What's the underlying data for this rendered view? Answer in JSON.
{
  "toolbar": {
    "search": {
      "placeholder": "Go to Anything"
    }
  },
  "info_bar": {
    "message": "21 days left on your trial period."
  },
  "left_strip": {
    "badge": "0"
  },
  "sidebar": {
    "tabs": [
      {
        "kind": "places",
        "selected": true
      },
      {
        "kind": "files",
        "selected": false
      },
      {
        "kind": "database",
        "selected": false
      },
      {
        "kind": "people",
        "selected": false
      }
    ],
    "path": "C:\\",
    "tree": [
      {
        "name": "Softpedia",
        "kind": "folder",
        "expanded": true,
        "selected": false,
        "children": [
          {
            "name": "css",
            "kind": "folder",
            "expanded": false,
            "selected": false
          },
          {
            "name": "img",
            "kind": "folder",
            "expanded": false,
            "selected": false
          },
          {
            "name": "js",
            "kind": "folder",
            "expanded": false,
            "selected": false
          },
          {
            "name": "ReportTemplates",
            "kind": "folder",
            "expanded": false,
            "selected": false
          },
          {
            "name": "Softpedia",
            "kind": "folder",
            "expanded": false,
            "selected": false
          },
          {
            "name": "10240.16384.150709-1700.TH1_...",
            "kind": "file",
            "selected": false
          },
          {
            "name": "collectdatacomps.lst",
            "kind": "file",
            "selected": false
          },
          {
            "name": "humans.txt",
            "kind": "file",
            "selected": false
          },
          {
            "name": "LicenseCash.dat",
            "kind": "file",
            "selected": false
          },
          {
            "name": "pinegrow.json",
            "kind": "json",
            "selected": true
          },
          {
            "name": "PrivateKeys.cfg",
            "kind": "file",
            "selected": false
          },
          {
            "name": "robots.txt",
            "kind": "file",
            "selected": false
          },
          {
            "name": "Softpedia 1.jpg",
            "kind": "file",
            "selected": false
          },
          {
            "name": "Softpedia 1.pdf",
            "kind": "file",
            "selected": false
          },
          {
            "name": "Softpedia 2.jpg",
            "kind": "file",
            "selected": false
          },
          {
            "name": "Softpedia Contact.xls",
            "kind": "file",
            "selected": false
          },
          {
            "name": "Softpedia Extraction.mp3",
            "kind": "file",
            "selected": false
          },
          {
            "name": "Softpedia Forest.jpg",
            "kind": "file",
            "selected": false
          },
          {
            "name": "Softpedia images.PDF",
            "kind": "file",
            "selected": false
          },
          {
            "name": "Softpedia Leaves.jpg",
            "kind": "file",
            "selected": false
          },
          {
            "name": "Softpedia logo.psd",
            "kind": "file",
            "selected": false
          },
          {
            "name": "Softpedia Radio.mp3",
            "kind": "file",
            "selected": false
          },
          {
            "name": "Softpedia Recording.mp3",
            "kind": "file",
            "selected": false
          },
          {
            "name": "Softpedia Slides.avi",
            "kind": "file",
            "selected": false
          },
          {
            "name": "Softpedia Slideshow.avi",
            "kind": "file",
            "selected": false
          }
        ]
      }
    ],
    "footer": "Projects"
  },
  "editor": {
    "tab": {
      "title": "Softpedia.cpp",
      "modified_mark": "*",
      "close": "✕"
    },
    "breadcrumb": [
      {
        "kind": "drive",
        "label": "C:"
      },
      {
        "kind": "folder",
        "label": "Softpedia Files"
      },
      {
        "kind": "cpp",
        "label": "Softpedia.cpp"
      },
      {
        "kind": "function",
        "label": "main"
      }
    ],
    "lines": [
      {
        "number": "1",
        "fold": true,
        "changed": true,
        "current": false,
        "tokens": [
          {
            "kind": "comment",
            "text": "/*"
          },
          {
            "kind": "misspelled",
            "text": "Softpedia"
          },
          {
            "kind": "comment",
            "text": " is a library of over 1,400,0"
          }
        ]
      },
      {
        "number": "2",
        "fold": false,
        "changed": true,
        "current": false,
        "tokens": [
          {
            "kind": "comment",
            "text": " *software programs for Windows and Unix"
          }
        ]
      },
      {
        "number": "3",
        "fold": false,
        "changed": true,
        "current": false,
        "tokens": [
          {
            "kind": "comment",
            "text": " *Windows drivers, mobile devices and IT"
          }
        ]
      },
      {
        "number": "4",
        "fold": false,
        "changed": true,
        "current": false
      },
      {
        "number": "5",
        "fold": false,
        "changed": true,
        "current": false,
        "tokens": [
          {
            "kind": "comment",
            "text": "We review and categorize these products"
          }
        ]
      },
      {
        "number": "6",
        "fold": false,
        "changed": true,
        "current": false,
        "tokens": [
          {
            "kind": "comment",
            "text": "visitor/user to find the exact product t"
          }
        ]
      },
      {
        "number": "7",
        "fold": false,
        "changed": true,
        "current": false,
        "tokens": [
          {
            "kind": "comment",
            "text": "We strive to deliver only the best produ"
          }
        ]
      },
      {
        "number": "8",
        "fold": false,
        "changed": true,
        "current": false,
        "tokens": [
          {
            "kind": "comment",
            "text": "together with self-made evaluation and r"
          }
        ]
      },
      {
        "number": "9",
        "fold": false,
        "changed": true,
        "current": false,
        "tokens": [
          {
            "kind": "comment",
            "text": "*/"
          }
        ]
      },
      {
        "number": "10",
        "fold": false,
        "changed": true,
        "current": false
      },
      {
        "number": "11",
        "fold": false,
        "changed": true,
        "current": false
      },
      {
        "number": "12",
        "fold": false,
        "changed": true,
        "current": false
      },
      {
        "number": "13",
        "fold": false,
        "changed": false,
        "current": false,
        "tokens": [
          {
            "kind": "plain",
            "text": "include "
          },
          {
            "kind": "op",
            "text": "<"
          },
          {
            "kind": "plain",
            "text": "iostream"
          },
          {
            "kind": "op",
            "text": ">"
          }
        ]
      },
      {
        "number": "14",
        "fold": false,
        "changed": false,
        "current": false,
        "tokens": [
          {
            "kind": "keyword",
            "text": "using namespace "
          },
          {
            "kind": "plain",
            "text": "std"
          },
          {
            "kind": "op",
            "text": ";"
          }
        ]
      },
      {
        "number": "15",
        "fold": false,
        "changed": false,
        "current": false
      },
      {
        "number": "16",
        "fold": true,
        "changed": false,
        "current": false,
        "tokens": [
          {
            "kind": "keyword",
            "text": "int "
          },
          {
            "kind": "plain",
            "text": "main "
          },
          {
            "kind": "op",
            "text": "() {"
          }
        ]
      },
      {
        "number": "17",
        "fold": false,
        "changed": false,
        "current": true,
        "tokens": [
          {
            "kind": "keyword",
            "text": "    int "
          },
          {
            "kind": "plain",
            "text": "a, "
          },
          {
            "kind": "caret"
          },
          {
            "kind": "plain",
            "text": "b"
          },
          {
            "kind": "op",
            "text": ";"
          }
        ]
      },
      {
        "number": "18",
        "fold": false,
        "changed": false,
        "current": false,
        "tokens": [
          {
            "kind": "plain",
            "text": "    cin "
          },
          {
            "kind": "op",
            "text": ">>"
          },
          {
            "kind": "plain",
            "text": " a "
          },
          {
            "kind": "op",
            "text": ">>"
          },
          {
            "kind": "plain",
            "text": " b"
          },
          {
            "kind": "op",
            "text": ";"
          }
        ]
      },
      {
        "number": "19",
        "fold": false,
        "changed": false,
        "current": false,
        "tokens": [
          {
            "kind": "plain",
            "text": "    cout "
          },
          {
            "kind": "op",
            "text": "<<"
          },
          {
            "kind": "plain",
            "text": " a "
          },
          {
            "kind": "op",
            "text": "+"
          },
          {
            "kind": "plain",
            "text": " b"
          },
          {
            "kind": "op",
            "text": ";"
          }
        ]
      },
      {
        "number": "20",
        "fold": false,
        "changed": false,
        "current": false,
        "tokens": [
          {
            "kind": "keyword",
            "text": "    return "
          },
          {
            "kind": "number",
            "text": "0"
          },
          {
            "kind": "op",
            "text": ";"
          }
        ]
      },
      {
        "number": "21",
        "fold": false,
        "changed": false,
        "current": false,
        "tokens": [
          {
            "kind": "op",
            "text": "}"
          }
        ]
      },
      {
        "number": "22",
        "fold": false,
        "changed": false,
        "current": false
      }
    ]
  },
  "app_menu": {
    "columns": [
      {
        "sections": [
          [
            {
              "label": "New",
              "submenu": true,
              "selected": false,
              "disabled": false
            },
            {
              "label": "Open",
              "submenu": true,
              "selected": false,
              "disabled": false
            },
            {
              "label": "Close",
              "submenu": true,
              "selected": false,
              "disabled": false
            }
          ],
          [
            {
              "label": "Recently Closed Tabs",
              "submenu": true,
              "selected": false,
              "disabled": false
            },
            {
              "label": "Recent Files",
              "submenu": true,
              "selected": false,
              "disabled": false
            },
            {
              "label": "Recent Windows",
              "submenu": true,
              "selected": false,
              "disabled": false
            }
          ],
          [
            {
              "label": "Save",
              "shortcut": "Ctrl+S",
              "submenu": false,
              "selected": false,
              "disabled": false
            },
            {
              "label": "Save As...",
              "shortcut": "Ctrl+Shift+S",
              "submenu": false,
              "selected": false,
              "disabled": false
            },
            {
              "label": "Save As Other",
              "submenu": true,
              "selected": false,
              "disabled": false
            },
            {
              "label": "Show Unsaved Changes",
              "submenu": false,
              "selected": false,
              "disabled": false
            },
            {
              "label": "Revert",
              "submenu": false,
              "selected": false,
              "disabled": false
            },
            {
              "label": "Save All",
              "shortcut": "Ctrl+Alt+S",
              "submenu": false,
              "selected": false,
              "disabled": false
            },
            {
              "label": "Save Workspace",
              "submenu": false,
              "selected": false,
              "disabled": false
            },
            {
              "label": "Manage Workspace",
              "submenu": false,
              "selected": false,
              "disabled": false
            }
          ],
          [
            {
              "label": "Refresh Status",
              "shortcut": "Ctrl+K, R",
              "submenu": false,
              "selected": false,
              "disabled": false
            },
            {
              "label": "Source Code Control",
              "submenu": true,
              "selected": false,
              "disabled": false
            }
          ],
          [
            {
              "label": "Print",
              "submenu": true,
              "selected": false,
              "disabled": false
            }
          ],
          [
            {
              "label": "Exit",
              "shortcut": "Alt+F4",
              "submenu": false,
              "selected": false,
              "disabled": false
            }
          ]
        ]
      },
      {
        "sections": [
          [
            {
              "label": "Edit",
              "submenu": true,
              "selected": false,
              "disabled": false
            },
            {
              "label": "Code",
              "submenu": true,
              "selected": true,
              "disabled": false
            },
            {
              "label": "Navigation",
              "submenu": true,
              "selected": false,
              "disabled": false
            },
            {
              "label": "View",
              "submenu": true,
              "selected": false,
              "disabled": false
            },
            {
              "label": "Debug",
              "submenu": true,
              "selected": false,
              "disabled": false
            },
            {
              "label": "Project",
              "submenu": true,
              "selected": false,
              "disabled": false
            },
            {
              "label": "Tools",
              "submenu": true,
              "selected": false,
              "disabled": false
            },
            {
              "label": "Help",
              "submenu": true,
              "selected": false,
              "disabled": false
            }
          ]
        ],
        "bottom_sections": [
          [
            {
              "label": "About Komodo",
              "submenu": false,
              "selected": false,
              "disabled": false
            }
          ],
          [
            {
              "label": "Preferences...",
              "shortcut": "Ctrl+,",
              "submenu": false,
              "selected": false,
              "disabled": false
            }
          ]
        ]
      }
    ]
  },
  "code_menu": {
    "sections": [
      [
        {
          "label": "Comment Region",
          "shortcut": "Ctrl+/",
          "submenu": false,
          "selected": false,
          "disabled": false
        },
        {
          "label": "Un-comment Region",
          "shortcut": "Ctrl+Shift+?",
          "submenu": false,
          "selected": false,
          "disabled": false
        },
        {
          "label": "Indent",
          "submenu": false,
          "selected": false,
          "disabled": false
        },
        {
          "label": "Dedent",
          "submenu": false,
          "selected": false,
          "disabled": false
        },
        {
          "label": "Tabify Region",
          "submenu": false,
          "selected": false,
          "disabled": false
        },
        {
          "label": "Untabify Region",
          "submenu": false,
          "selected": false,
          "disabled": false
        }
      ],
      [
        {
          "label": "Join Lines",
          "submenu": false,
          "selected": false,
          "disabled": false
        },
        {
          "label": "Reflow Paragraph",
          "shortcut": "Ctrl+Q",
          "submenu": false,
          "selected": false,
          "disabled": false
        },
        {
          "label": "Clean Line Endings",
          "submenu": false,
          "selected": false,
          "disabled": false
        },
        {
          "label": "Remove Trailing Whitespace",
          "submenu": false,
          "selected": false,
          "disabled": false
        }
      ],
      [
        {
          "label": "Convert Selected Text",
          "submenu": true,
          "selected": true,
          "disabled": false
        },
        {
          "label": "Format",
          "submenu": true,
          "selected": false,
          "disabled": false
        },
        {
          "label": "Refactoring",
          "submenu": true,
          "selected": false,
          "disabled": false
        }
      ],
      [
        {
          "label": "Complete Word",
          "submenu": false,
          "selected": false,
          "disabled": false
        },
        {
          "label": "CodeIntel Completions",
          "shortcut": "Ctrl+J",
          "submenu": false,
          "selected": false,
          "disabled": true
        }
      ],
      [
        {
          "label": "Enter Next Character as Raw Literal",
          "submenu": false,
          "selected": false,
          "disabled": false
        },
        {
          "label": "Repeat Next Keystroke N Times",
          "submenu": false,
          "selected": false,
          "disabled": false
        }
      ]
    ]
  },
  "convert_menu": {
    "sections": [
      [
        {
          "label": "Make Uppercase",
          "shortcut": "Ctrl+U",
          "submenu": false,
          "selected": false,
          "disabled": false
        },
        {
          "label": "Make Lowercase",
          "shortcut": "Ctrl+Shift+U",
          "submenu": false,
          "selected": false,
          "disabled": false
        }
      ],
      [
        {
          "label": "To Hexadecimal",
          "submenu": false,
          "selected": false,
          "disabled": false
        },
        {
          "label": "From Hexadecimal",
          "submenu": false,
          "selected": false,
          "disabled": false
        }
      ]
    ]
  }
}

# OBJECTIVE
Where a line above contains the word "Shift", copy that line.

# EXERCISE OUTPUT
              "shortcut": "Ctrl+Shift+S",
          "shortcut": "Ctrl+Shift+?",
          "shortcut": "Ctrl+Shift+U",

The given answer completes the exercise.